Exercise task - Transcribe the full listing below exactly.

[Start Input material]

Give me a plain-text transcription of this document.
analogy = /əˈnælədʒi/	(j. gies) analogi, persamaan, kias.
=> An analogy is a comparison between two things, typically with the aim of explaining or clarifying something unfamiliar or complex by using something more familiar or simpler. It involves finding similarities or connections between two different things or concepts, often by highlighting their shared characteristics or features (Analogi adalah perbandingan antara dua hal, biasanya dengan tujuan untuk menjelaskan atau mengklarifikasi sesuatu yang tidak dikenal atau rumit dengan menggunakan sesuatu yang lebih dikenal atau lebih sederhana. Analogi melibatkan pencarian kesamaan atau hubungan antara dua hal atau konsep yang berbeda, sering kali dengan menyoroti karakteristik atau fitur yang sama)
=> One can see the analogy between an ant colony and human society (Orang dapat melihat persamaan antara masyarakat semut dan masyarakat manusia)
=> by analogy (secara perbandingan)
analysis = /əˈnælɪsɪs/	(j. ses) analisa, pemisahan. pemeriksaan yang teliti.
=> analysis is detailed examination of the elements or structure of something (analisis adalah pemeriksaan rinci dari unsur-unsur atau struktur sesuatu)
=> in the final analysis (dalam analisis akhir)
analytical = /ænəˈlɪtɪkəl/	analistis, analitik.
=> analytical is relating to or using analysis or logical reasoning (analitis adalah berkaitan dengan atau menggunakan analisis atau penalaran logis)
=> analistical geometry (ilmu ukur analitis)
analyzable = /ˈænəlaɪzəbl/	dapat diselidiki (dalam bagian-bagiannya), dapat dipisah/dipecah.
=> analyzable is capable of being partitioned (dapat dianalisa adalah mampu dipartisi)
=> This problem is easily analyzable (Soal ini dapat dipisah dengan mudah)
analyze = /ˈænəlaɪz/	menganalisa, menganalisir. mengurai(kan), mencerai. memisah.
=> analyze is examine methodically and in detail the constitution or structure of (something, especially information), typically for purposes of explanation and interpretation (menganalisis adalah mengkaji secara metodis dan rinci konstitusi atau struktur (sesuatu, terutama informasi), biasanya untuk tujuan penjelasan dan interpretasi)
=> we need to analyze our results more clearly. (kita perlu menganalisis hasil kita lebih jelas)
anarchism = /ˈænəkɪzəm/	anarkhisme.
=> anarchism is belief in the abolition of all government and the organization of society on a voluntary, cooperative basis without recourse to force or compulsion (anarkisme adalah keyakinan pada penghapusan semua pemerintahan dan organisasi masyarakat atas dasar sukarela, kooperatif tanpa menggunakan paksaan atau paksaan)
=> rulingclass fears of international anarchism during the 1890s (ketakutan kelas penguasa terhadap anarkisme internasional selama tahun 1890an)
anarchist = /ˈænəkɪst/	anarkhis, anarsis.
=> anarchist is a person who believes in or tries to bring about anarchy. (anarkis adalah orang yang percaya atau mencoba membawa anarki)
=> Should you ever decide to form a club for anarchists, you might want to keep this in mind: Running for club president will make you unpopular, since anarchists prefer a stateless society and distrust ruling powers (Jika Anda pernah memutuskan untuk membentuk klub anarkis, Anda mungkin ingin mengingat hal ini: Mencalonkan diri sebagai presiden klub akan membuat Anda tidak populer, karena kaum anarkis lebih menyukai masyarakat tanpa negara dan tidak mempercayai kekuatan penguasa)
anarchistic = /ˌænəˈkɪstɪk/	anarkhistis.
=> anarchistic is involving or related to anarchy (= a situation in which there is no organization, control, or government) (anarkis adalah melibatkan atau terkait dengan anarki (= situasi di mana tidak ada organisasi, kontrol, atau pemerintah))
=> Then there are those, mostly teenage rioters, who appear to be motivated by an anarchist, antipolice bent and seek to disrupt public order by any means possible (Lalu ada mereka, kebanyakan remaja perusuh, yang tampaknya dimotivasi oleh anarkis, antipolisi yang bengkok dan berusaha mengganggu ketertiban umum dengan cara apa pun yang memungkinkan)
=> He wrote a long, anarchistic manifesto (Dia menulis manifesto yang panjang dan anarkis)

[End Input material]

Output -
Give me a plain-text transcription of this document.
analogy = /əˈnælədʒi/	(j. gies) analogi, persamaan, kias.
=> An analogy is a comparison between two things, typically with the aim of explaining or clarifying something unfamiliar or complex by using something more familiar or simpler. It involves finding similarities or connections between two different things or concepts, often by highlighting their shared characteristics or features (Analogi adalah perbandingan antara dua hal, biasanya dengan tujuan untuk menjelaskan atau mengklarifikasi sesuatu yang tidak dikenal atau rumit dengan menggunakan sesuatu yang lebih dikenal atau lebih sederhana. Analogi melibatkan pencarian kesamaan atau hubungan antara dua hal atau konsep yang berbeda, sering kali dengan menyoroti karakteristik atau fitur yang sama)
=> One can see the analogy between an ant colony and human society (Orang dapat melihat persamaan antara masyarakat semut dan masyarakat manusia)
=> by analogy (secara perbandingan)
analysis = /əˈnælɪsɪs/	(j. ses) analisa, pemisahan. pemeriksaan yang teliti.
=> analysis is detailed examination of the elements or structure of something (analisis adalah pemeriksaan rinci dari unsur-unsur atau struktur sesuatu)
=> in the final analysis (dalam analisis akhir)
analytical = /ænəˈlɪtɪkəl/	analistis, analitik.
=> analytical is relating to or using analysis or logical reasoning (analitis adalah berkaitan dengan atau menggunakan analisis atau penalaran logis)
=> analistical geometry (ilmu ukur analitis)
analyzable = /ˈænəlaɪzəbl/	dapat diselidiki (dalam bagian-bagiannya), dapat dipisah/dipecah.
=> analyzable is capable of being partitioned (dapat dianalisa adalah mampu dipartisi)
=> This problem is easily analyzable (Soal ini dapat dipisah dengan mudah)
analyze = /ˈænəlaɪz/	menganalisa, menganalisir. mengurai(kan), mencerai. memisah.
=> analyze is examine methodically and in detail the constitution or structure of (something, especially information), typically for purposes of explanation and interpretation (menganalisis adalah mengkaji secara metodis dan rinci konstitusi atau struktur (sesuatu, terutama informasi), biasanya untuk tujuan penjelasan dan interpretasi)
=> we need to analyze our results more clearly. (kita perlu menganalisis hasil kita lebih jelas)
anarchism = /ˈænəkɪzəm/	anarkhisme.
=> anarchism is belief in the abolition of all government and the organization of society on a voluntary, cooperative basis without recourse to force or compulsion (anarkisme adalah keyakinan pada penghapusan semua pemerintahan dan organisasi masyarakat atas dasar sukarela, kooperatif tanpa menggunakan paksaan atau paksaan)
=> rulingclass fears of international anarchism during the 1890s (ketakutan kelas penguasa terhadap anarkisme internasional selama tahun 1890an)
anarchist = /ˈænəkɪst/	anarkhis, anarsis.
=> anarchist is a person who believes in or tries to bring about anarchy. (anarkis adalah orang yang percaya atau mencoba membawa anarki)
=> Should you ever decide to form a club for anarchists, you might want to keep this in mind: Running for club president will make you unpopular, since anarchists prefer a stateless society and distrust ruling powers (Jika Anda pernah memutuskan untuk membentuk klub anarkis, Anda mungkin ingin mengingat hal ini: Mencalonkan diri sebagai presiden klub akan membuat Anda tidak populer, karena kaum anarkis lebih menyukai masyarakat tanpa negara dan tidak mempercayai kekuatan penguasa)
anarchistic = /ˌænəˈkɪstɪk/	anarkhistis.
=> anarchistic is involving or related to anarchy (= a situation in which there is no organization, control, or government) (anarkis adalah melibatkan atau terkait dengan anarki (= situasi di mana tidak ada organisasi, kontrol, atau pemerintah))
=> Then there are those, mostly teenage rioters, who appear to be motivated by an anarchist, antipolice bent and seek to disrupt public order by any means possible (Lalu ada mereka, kebanyakan remaja perusuh, yang tampaknya dimotivasi oleh anarkis, antipolisi yang bengkok dan berusaha mengganggu ketertiban umum dengan cara apa pun yang memungkinkan)
=> He wrote a long, anarchistic manifesto (Dia menulis manifesto yang panjang dan anarkis)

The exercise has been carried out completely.